Write out each line from the data below that includes the word "cõtractum".

--- Begin Stored data ---

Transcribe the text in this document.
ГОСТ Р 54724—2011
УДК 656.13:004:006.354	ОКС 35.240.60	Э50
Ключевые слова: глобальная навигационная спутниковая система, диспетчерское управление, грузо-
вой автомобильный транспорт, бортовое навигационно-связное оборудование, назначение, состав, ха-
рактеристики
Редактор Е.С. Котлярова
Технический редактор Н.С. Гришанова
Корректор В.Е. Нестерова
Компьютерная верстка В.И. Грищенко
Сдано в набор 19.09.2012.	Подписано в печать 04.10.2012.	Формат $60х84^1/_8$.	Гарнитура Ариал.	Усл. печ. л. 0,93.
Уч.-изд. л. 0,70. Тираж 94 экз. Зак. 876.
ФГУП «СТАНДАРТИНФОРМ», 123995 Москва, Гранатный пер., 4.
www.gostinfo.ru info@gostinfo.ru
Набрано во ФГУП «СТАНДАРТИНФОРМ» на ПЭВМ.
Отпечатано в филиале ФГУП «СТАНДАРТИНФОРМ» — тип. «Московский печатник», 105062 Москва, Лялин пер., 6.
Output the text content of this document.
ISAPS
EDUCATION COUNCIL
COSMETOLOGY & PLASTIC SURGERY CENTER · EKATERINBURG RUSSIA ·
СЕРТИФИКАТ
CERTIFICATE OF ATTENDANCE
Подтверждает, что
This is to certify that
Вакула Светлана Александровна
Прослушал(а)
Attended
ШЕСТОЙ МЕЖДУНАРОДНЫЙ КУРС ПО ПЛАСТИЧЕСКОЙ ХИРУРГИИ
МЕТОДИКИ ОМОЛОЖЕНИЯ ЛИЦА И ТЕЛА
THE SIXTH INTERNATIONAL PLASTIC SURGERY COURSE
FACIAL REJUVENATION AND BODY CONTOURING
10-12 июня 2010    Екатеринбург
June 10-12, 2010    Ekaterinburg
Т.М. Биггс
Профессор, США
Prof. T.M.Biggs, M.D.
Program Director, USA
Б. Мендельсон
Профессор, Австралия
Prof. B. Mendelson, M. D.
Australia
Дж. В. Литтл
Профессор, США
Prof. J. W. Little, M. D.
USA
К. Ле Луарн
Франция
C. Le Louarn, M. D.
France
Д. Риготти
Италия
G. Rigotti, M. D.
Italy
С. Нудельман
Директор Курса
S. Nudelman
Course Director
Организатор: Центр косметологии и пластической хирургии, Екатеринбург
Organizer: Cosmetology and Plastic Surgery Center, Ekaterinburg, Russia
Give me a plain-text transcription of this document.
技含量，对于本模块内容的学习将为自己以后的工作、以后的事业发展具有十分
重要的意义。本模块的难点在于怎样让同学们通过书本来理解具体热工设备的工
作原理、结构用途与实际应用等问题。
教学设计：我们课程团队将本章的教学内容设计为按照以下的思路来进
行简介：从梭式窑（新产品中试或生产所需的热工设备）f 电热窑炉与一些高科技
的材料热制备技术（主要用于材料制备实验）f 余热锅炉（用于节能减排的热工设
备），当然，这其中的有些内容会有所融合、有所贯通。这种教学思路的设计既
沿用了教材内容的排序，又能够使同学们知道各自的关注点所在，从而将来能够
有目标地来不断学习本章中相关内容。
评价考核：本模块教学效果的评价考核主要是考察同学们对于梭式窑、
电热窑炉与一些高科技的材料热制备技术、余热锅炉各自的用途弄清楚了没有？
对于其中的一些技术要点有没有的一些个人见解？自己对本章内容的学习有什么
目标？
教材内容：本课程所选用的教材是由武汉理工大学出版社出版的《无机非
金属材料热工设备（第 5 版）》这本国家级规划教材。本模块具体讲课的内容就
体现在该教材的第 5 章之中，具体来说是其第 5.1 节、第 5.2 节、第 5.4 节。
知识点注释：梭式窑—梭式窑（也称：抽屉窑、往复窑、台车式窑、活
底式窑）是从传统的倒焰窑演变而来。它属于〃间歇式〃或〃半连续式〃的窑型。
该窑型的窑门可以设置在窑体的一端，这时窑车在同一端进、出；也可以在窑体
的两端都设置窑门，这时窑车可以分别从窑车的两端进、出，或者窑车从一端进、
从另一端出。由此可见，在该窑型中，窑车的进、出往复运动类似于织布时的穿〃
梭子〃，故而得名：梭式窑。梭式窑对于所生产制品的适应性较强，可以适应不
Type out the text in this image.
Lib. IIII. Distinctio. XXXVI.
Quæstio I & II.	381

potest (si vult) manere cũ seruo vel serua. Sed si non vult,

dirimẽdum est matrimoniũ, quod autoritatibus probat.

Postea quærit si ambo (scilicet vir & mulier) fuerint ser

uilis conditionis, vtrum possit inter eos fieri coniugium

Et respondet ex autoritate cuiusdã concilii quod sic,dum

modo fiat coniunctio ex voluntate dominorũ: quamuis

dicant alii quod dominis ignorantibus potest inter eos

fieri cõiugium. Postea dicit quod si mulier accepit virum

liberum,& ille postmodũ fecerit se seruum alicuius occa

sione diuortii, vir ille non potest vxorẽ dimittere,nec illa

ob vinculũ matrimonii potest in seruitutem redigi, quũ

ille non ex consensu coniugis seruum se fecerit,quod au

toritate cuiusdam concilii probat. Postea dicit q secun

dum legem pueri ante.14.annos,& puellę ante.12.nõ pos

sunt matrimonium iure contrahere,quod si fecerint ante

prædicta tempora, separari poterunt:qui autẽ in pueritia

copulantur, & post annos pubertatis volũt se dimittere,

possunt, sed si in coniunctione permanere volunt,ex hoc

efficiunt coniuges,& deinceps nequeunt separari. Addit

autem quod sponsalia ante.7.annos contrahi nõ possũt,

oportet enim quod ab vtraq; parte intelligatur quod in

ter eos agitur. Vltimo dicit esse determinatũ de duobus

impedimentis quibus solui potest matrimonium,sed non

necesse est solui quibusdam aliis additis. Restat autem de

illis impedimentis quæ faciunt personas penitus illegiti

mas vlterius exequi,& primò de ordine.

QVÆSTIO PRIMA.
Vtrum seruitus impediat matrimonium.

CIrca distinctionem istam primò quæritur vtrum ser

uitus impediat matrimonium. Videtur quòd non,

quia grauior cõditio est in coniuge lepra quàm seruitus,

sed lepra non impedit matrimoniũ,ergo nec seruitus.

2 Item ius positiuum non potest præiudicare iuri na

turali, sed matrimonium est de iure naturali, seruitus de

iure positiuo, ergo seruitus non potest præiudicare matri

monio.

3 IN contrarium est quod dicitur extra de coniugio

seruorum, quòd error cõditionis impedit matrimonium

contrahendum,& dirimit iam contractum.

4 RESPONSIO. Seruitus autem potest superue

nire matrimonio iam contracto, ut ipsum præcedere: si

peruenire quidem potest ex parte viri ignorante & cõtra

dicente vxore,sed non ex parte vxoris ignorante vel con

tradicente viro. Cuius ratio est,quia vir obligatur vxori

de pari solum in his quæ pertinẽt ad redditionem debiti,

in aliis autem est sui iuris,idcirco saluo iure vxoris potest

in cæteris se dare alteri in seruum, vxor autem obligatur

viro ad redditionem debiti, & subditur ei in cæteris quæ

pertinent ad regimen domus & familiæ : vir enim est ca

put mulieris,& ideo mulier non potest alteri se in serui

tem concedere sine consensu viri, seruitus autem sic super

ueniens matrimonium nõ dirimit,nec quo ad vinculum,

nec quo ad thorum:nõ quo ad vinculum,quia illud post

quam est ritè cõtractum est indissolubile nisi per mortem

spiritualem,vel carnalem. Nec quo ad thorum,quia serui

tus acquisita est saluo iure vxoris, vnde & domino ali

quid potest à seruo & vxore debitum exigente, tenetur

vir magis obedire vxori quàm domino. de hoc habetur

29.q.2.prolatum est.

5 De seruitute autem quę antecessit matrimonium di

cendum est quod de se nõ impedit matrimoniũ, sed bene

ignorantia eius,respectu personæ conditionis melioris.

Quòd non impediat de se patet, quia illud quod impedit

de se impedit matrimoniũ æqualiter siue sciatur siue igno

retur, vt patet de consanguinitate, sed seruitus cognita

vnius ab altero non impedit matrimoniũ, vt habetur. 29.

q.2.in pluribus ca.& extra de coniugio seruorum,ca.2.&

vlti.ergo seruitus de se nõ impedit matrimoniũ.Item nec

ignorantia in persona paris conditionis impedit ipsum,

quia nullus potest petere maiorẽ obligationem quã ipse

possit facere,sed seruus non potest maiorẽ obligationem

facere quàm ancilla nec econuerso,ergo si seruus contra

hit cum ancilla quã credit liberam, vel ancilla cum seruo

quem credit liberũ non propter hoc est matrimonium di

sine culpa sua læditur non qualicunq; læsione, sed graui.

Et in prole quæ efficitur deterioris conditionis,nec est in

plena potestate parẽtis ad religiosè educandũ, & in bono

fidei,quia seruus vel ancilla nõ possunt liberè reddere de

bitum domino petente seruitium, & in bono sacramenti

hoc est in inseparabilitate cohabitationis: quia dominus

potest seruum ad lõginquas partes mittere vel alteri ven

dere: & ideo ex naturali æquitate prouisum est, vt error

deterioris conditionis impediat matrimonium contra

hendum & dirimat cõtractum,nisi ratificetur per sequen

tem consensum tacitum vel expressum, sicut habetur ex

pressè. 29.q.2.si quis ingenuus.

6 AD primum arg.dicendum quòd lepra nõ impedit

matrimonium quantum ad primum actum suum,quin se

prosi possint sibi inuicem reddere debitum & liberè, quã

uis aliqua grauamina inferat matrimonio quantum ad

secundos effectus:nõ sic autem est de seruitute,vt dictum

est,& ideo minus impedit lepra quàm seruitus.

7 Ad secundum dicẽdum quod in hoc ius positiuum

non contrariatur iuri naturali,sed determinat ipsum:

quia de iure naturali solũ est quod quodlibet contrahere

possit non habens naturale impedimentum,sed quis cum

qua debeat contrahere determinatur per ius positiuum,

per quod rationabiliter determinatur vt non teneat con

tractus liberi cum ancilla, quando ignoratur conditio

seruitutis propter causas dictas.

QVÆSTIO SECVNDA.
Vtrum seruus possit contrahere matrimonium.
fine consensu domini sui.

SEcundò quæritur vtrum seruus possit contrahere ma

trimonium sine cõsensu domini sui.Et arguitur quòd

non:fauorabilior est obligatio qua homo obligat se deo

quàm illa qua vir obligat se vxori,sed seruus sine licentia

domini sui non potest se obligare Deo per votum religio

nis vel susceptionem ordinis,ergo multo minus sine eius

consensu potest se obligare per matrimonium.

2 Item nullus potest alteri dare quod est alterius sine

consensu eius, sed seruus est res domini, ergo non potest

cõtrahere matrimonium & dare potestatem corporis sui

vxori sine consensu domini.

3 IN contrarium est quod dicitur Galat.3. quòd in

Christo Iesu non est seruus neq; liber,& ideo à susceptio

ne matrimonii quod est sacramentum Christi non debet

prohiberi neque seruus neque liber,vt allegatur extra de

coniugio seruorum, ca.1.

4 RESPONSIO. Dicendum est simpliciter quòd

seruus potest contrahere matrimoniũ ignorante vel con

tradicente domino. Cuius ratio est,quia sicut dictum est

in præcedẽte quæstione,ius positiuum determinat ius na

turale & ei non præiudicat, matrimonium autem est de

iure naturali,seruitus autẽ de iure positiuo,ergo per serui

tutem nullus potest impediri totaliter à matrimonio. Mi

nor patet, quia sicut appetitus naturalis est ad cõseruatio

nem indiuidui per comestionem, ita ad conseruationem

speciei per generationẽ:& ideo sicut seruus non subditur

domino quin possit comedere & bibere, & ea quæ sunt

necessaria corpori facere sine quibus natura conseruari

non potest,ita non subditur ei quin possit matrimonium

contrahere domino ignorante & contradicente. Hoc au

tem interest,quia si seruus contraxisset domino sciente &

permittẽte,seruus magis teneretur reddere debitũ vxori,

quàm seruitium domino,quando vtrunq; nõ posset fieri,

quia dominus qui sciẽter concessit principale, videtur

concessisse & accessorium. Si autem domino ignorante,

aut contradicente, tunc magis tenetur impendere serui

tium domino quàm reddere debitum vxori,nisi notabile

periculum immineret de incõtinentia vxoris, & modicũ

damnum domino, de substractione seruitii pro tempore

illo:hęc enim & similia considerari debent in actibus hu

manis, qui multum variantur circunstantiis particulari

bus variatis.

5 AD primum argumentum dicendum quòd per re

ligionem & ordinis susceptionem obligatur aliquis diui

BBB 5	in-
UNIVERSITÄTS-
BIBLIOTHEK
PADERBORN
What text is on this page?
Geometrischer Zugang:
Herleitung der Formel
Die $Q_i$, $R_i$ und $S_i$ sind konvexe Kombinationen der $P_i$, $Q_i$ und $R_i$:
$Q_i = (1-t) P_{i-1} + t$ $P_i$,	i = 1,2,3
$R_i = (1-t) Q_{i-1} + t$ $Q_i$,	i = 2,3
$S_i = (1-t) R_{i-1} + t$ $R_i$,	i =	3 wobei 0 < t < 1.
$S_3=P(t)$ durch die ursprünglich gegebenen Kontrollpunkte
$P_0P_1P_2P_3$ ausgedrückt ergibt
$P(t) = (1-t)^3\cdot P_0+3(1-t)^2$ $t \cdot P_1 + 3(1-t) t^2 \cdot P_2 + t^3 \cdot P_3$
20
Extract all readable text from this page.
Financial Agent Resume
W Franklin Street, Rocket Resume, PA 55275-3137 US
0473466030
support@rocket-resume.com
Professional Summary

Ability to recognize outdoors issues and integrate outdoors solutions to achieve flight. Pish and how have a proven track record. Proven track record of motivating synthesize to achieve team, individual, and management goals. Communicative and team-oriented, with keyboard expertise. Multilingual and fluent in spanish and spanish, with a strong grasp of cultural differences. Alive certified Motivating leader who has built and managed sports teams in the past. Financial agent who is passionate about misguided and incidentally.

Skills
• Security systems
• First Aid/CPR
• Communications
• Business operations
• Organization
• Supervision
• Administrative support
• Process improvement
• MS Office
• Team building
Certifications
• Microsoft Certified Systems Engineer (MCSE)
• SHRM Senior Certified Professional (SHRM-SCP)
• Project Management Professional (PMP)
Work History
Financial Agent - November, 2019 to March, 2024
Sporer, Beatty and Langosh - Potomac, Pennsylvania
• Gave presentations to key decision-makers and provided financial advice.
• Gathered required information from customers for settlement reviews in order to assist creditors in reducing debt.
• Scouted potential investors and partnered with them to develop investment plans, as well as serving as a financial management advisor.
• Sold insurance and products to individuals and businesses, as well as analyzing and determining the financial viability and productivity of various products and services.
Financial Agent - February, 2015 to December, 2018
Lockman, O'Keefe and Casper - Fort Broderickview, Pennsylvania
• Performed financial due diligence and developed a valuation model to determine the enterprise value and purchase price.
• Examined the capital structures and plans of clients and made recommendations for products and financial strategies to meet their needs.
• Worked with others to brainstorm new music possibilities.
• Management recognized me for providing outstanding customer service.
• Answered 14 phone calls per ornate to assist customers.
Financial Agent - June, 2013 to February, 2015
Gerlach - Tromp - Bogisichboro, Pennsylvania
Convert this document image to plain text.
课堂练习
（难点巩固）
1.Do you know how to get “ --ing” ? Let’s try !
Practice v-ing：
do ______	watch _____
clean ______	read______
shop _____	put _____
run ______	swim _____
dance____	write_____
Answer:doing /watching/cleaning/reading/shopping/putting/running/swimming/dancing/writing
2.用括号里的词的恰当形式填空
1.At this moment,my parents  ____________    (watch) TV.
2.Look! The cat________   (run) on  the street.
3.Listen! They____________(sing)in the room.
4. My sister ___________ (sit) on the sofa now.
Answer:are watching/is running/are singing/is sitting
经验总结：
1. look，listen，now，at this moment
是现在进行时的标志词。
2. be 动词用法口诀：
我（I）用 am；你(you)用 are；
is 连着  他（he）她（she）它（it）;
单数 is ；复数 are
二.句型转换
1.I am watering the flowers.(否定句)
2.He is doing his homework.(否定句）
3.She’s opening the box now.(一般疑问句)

--- End Stored data ---

§ Answer to the task
quam est ritè cõtractum est indissolubile nisi per mortem
hendum & dirimat cõtractum,nisi ratificetur per sequen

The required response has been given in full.